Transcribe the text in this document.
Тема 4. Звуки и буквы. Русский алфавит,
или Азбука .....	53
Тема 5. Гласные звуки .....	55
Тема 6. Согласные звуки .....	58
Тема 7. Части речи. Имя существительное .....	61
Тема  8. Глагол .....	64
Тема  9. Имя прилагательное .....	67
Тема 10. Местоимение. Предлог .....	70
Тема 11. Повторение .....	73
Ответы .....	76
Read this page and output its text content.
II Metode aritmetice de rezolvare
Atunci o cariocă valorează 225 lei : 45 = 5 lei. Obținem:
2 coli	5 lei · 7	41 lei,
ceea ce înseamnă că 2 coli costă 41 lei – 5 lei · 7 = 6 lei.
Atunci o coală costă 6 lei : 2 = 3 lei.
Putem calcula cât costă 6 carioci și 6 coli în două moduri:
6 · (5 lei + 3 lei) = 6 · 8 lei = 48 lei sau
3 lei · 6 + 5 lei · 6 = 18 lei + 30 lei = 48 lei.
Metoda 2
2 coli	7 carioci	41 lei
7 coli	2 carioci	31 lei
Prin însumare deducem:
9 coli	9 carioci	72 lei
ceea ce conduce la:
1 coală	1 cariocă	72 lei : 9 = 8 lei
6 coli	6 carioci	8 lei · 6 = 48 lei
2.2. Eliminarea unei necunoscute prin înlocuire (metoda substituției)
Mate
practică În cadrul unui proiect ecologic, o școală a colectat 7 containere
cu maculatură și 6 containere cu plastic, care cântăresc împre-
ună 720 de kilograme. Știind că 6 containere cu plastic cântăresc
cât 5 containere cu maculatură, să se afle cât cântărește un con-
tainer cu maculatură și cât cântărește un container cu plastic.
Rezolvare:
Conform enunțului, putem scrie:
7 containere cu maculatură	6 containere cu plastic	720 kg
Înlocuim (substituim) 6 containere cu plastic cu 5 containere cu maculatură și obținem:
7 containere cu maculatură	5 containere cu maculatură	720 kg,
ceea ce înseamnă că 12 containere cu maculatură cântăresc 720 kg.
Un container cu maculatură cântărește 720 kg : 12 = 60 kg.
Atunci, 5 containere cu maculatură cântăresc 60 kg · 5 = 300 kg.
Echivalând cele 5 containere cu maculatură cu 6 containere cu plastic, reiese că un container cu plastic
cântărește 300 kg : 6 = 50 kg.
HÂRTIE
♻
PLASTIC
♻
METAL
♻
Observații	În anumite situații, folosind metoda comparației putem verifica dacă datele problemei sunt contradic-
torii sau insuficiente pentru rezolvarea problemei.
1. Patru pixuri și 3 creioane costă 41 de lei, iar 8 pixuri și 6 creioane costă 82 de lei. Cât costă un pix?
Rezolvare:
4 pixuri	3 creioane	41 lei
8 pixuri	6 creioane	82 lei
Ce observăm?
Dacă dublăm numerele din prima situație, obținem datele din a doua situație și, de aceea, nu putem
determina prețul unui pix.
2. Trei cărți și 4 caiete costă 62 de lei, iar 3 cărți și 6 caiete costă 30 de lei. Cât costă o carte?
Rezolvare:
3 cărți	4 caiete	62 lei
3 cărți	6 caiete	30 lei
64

Directive »
Each entry above needs to be retyped exactly.

Solution to the exercise »
Transcribe the text in this document.
Тема 4. Звуки и буквы. Русский алфавит,
или Азбука .....	53
Тема 5. Гласные звуки .....	55
Тема 6. Согласные звуки .....	58
Тема 7. Части речи. Имя существительное .....	61
Тема  8. Глагол .....	64
Тема  9. Имя прилагательное .....	67
Тема 10. Местоимение. Предлог .....	70
Тема 11. Повторение .....	73
Ответы .....	76
Read this page and output its text content.
II Metode aritmetice de rezolvare
Atunci o cariocă valorează 225 lei : 45 = 5 lei. Obținem:
2 coli	5 lei · 7	41 lei,
ceea ce înseamnă că 2 coli costă 41 lei – 5 lei · 7 = 6 lei.
Atunci o coală costă 6 lei : 2 = 3 lei.
Putem calcula cât costă 6 carioci și 6 coli în două moduri:
6 · (5 lei + 3 lei) = 6 · 8 lei = 48 lei sau
3 lei · 6 + 5 lei · 6 = 18 lei + 30 lei = 48 lei.
Metoda 2
2 coli	7 carioci	41 lei
7 coli	2 carioci	31 lei
Prin însumare deducem:
9 coli	9 carioci	72 lei
ceea ce conduce la:
1 coală	1 cariocă	72 lei : 9 = 8 lei
6 coli	6 carioci	8 lei · 6 = 48 lei
2.2. Eliminarea unei necunoscute prin înlocuire (metoda substituției)
Mate
practică În cadrul unui proiect ecologic, o școală a colectat 7 containere
cu maculatură și 6 containere cu plastic, care cântăresc împre-
ună 720 de kilograme. Știind că 6 containere cu plastic cântăresc
cât 5 containere cu maculatură, să se afle cât cântărește un con-
tainer cu maculatură și cât cântărește un container cu plastic.
Rezolvare:
Conform enunțului, putem scrie:
7 containere cu maculatură	6 containere cu plastic	720 kg
Înlocuim (substituim) 6 containere cu plastic cu 5 containere cu maculatură și obținem:
7 containere cu maculatură	5 containere cu maculatură	720 kg,
ceea ce înseamnă că 12 containere cu maculatură cântăresc 720 kg.
Un container cu maculatură cântărește 720 kg : 12 = 60 kg.
Atunci, 5 containere cu maculatură cântăresc 60 kg · 5 = 300 kg.
Echivalând cele 5 containere cu maculatură cu 6 containere cu plastic, reiese că un container cu plastic
cântărește 300 kg : 6 = 50 kg.
HÂRTIE
♻
PLASTIC
♻
METAL
♻
Observații	În anumite situații, folosind metoda comparației putem verifica dacă datele problemei sunt contradic-
torii sau insuficiente pentru rezolvarea problemei.
1. Patru pixuri și 3 creioane costă 41 de lei, iar 8 pixuri și 6 creioane costă 82 de lei. Cât costă un pix?
Rezolvare:
4 pixuri	3 creioane	41 lei
8 pixuri	6 creioane	82 lei
Ce observăm?
Dacă dublăm numerele din prima situație, obținem datele din a doua situație și, de aceea, nu putem
determina prețul unui pix.
2. Trei cărți și 4 caiete costă 62 de lei, iar 3 cărți și 6 caiete costă 30 de lei. Cât costă o carte?
Rezolvare:
3 cărți	4 caiete	62 lei
3 cărți	6 caiete	30 lei
64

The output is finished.